* **TO BE DONE**
What follows is a set of records; repeat all of them exactly.

* **DATA PROVIDED**

*-*-*

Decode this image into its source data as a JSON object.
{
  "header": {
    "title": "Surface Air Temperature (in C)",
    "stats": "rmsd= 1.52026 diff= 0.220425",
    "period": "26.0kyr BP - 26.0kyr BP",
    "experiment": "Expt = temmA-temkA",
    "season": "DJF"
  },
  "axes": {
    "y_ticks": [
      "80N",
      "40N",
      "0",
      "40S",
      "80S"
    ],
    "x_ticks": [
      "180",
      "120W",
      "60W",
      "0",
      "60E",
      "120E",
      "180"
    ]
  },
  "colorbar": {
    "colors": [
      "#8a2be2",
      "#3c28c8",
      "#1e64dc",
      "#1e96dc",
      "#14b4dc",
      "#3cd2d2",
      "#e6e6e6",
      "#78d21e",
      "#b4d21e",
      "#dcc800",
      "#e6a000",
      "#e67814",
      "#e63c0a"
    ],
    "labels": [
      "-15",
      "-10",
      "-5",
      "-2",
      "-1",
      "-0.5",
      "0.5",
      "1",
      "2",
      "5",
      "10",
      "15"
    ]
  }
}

*-*-*

* **ANSWER TO THE PROBLEM**
Decode this image into its source data as a JSON object.
{
  "header": {
    "title": "Surface Air Temperature (in C)",
    "stats": "rmsd= 1.52026 diff= 0.220425",
    "period": "26.0kyr BP - 26.0kyr BP",
    "experiment": "Expt = temmA-temkA",
    "season": "DJF"
  },
  "axes": {
    "y_ticks": [
      "80N",
      "40N",
      "0",
      "40S",
      "80S"
    ],
    "x_ticks": [
      "180",
      "120W",
      "60W",
      "0",
      "60E",
      "120E",
      "180"
    ]
  },
  "colorbar": {
    "colors": [
      "#8a2be2",
      "#3c28c8",
      "#1e64dc",
      "#1e96dc",
      "#14b4dc",
      "#3cd2d2",
      "#e6e6e6",
      "#78d21e",
      "#b4d21e",
      "#dcc800",
      "#e6a000",
      "#e67814",
      "#e63c0a"
    ],
    "labels": [
      "-15",
      "-10",
      "-5",
      "-2",
      "-1",
      "-0.5",
      "0.5",
      "1",
      "2",
      "5",
      "10",
      "15"
    ]
  }
}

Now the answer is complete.